▸ TASK REQUIREMENTS
Arrange every line of the items below as a Markdown table with the columns Row and Line, numbering the rows and skipping blank lines. Leave the pictures out.

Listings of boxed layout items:
/---

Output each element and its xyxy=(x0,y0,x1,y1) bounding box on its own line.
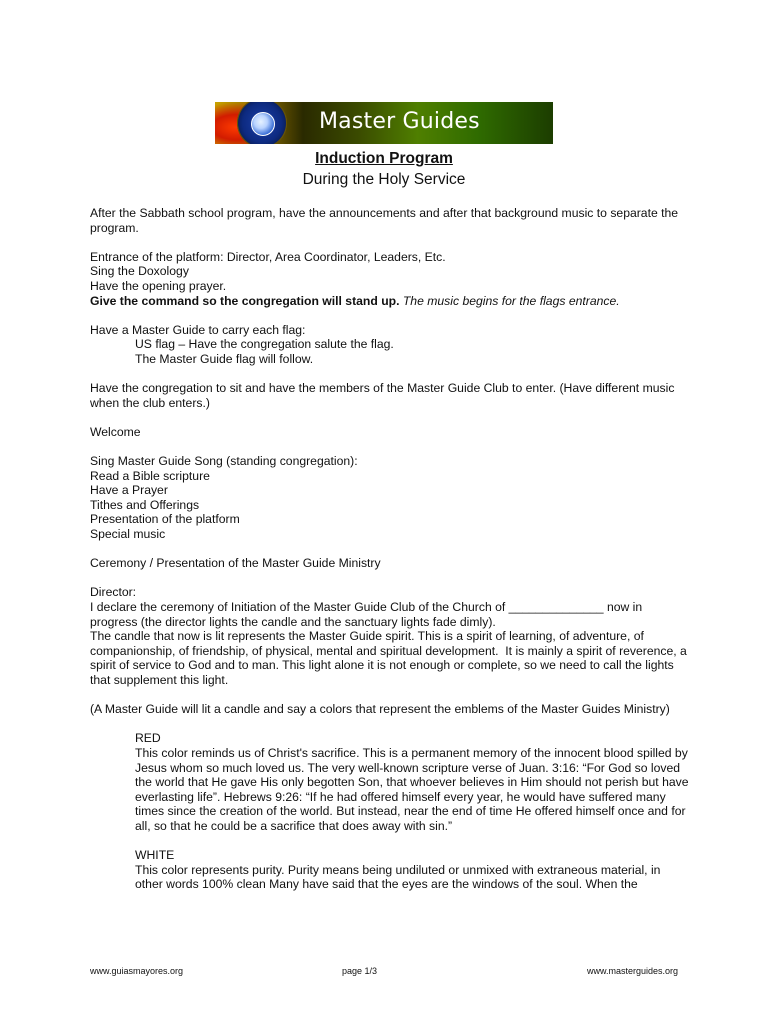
page-footer xyxy=(90,964,678,978)
stand-command-text: Give the command so the congregation will stand up. xyxy=(90,293,400,308)
director-candle-text: The candle that now is lit represents the Master Guide spirit. This is a spirit of learning, of adventure, of companionship, of friendship, of physical, mental and spiritual development. It is mainly a spirit of reverence, a spirit of service to God and to man. This light alone it is not enough or complete, so we need to call the lights that supplement this light. xyxy=(90,629,691,687)
master-guides-emblem-icon xyxy=(237,102,287,144)
ceremony-heading: Ceremony / Presentation of the Master Guide Ministry xyxy=(90,556,381,571)
page-number: page 1/3 xyxy=(342,966,378,976)
list-item: Tithes and Offerings xyxy=(90,497,200,512)
list-item: Have a Prayer xyxy=(90,483,168,498)
flags-music-note: The music begins for the flags entrance. xyxy=(402,293,620,308)
director-block xyxy=(90,585,690,687)
list-item: Special music xyxy=(90,527,166,542)
director-label: Director: xyxy=(90,585,137,600)
document-subtitle: During the Holy Service xyxy=(302,171,466,188)
globe-icon xyxy=(251,112,275,136)
red-section xyxy=(90,731,690,833)
red-text: This color reminds us of Christ's sacrifice. This is a permanent memory of the innocent blood spilled by Jesus whom so much loved us. The very well-known scripture verse of Juan. 3:16: “For God so loved the world that He gave His only begotten Son, that whoever believes in Him should not perish but have everlasting life”. Hebrews 9:26: “If he had offered himself every year, he would have suffered many times since the creation of the world. But instead, near the end of time He offered himself once and for all, so that he could be a sacrifice that does away with sin.” xyxy=(135,745,692,833)
master-guides-banner xyxy=(215,102,553,144)
entrance-line: Entrance of the platform: Director, Area Coordinator, Leaders, Etc. xyxy=(90,249,446,264)
paragraph-intro: After the Sabbath school program, have the announcements and after that background music to separate the program. xyxy=(90,206,679,235)
white-label: WHITE xyxy=(135,848,175,863)
flags-block xyxy=(90,323,690,367)
list-item: Sing Master Guide Song (standing congregation): xyxy=(90,454,358,469)
white-section xyxy=(90,848,690,892)
list-item: Presentation of the platform xyxy=(90,512,240,527)
director-declaration: I declare the ceremony of Initiation of the Master Guide Club of the Church of ______________ now in progress (the director lights the candle and the sanctuary lights fade dimly). xyxy=(90,600,646,629)
red-label: RED xyxy=(135,731,161,746)
doxology-line: Sing the Doxology xyxy=(90,264,189,279)
flags-intro: Have a Master Guide to carry each flag: xyxy=(90,322,306,337)
white-text: This color represents purity. Purity means being undiluted or unmixed with extraneous material, in other words 100% clean Many have said that the eyes are the windows of the soul. When the xyxy=(135,862,664,892)
flags-item-mg: The Master Guide flag will follow. xyxy=(135,351,314,366)
document-body xyxy=(90,206,690,892)
program-list xyxy=(90,454,690,542)
footer-left-url: www.guiasmayores.org xyxy=(90,966,184,976)
flags-item-us: US flag – Have the congregation salute the flag. xyxy=(135,337,394,352)
prayer-line: Have the opening prayer. xyxy=(90,278,227,293)
stand-command-line xyxy=(90,294,690,309)
document-title: Induction Program xyxy=(315,150,453,167)
list-item: Read a Bible scripture xyxy=(90,468,210,483)
paragraph-club-enter: Have the congregation to sit and have the members of the Master Guide Club to enter. (Have different music when the club enters.) xyxy=(90,381,675,410)
banner-title: Master Guides xyxy=(319,109,480,134)
welcome-line: Welcome xyxy=(90,424,141,439)
entrance-block xyxy=(90,250,690,308)
candle-note: (A Master Guide will lit a candle and say a colors that represent the emblems of the Master Guides Ministry) xyxy=(90,702,670,717)
footer-right-url: www.masterguides.org xyxy=(586,966,678,976)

\---

▸ ANSWER TO THE EXERCISE
| Row | Line |
|---|---|
| 1 | Output each element and its xyxy=(x0,y0,x1,y1) bounding box on its own line. |
| 2 | page-footer xyxy=(90,964,678,978) |
| 3 | stand-command-text: Give the command so the congregation will stand up. xyxy=(90,293,400,308) |
| 4 | director-candle-text: The candle that now is lit represents the Master Guide spirit. This is a spirit of learning, of adventure, of companionship, of friendship, of physical, mental and spiritual development. It is mainly a spirit of reverence, a spirit of service to God and to man. This light alone it is not enough or complete, so we need to call the lights that supplement this light. xyxy=(90,629,691,687) |
| 5 | master-guides-emblem-icon xyxy=(237,102,287,144) |
| 6 | ceremony-heading: Ceremony / Presentation of the Master Guide Ministry xyxy=(90,556,381,571) |
| 7 | page-number: page 1/3 xyxy=(342,966,378,976) |
| 8 | list-item: Tithes and Offerings xyxy=(90,497,200,512) |
| 9 | list-item: Have a Prayer xyxy=(90,483,168,498) |
| 10 | flags-music-note: The music begins for the flags entrance. xyxy=(402,293,620,308) |
| 11 | director-block xyxy=(90,585,690,687) |
| 12 | list-item: Special music xyxy=(90,527,166,542) |
| 13 | director-label: Director: xyxy=(90,585,137,600) |
| 14 | document-subtitle: During the Holy Service xyxy=(302,171,466,188) |
| 15 | globe-icon xyxy=(251,112,275,136) |
| 16 | red-section xyxy=(90,731,690,833) |
| 17 | red-text: This color reminds us of Christ's sacrifice. This is a permanent memory of the innocent blood spilled by Jesus whom so much loved us. The very well-known scripture verse of Juan. 3:16: “For God so loved the world that He gave His only begotten Son, that whoever believes in Him should not perish but have everlasting life”. Hebrews 9:26: “If he had offered himself every year, he would have suffered many times since the creation of the world. But instead, near the end of time He offered himself once and for all, so that he could be a sacrifice that does away with sin.” xyxy=(135,745,692,833) |
| 18 | master-guides-banner xyxy=(215,102,553,144) |
| 19 | entrance-line: Entrance of the platform: Director, Area Coordinator, Leaders, Etc. xyxy=(90,249,446,264) |
| 20 | paragraph-intro: After the Sabbath school program, have the announcements and after that background music to separate the program. xyxy=(90,206,679,235) |
| 21 | white-label: WHITE xyxy=(135,848,175,863) |
| 22 | flags-block xyxy=(90,323,690,367) |
| 23 | list-item: Sing Master Guide Song (standing congregation): xyxy=(90,454,358,469) |
| 24 | white-section xyxy=(90,848,690,892) |
| 25 | list-item: Presentation of the platform xyxy=(90,512,240,527) |
| 26 | director-declaration: I declare the ceremony of Initiation of the Master Guide Club of the Church of ______________ now in progress (the director lights the candle and the sanctuary lights fade dimly). xyxy=(90,600,646,629) |
| 27 | red-label: RED xyxy=(135,731,161,746) |
| 28 | doxology-line: Sing the Doxology xyxy=(90,264,189,279) |
| 29 | flags-intro: Have a Master Guide to carry each flag: xyxy=(90,322,306,337) |
| 30 | white-text: This color represents purity. Purity means being undiluted or unmixed with extraneous material, in other words 100% clean Many have said that the eyes are the windows of the soul. When the xyxy=(135,862,664,892) |
| 31 | flags-item-mg: The Master Guide flag will follow. xyxy=(135,351,314,366) |
| 32 | document-body xyxy=(90,206,690,892) |
| 33 | program-list xyxy=(90,454,690,542) |
| 34 | footer-left-url: www.guiasmayores.org xyxy=(90,966,184,976) |
| 35 | flags-item-us: US flag – Have the congregation salute the flag. xyxy=(135,337,394,352) |
| 36 | prayer-line: Have the opening prayer. xyxy=(90,278,227,293) |
| 37 | stand-command-line xyxy=(90,294,690,309) |
| 38 | document-title: Induction Program xyxy=(315,150,453,167) |
| 39 | list-item: Read a Bible scripture xyxy=(90,468,210,483) |
| 40 | paragraph-club-enter: Have the congregation to sit and have the members of the Master Guide Club to enter. (Have different music when the club enters.) xyxy=(90,381,675,410) |
| 41 | banner-title: Master Guides xyxy=(319,109,480,134) |
| 42 | welcome-line: Welcome xyxy=(90,424,141,439) |
| 43 | entrance-block xyxy=(90,250,690,308) |
| 44 | candle-note: (A Master Guide will lit a candle and say a colors that represent the emblems of the Master Guides Ministry) xyxy=(90,702,670,717) |
| 45 | footer-right-url: www.masterguides.org xyxy=(586,966,678,976) |